• [Records provided]
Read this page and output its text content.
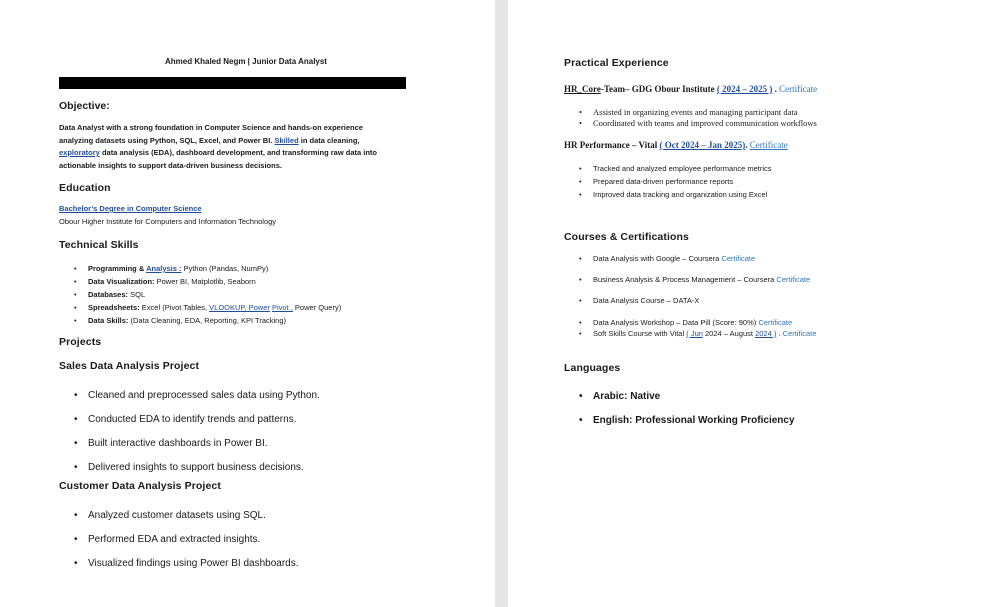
Ahmed Khaled Negm | Junior Data Analyst
Objective:
Data Analyst with a strong foundation in Computer Science and hands-on experience
analyzing datasets using Python, SQL, Excel, and Power BI. Skilled in data cleaning,
exploratory data analysis (EDA), dashboard development, and transforming raw data into
actionable insights to support data-driven business decisions.
Education
Bachelor’s Degree in Computer Science
Obour Higher Institute for Computers and Information Technology
Technical Skills
• Programming & Analysis : Python (Pandas, NumPy)
• Data Visualization: Power BI, Matplotlib, Seaborn
• Databases: SQL
• Spreadsheets: Excel (Pivot Tables, VLOOKUP, Power Pivot , Power Query)
• Data Skills: (Data Cleaning, EDA, Reporting, KPI Tracking)
Projects
Sales Data Analysis Project
• Cleaned and preprocessed sales data using Python.
• Conducted EDA to identify trends and patterns.
• Built interactive dashboards in Power BI.
• Delivered insights to support business decisions.
Customer Data Analysis Project
• Analyzed customer datasets using SQL.
• Performed EDA and extracted insights.
• Visualized findings using Power BI dashboards.
Practical Experience
HR_Core-Team– GDG Obour Institute ( 2024 – 2025 ) . Certificate
• Assisted in organizing events and managing participant data
• Coordinated with teams and improved communication workflows
HR Performance – Vital ( Oct 2024 – Jan 2025). Certificate
• Tracked and analyzed employee performance metrics
• Prepared data-driven performance reports
• Improved data tracking and organization using Excel
Courses & Certifications
• Data Analysis with Google – Coursera Certificate
• Business Analysis & Process Management – Coursera Certificate
• Data Analysis Course – DATA-X
• Data Analysis Workshop – Data Pill (Score: 90%) Certificate
• Soft Skills Course with Vital ( Jun 2024 – August 2024 ) . Certificate
Languages
• Arabic: Native
• English: Professional Working Proficiency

• [Exercise]
Pick out all lines containing the string "datasets".

• [Written answer]
analyzing datasets using Python, SQL, Excel, and Power BI. Skilled in data cleaning,
• Analyzed customer datasets using SQL.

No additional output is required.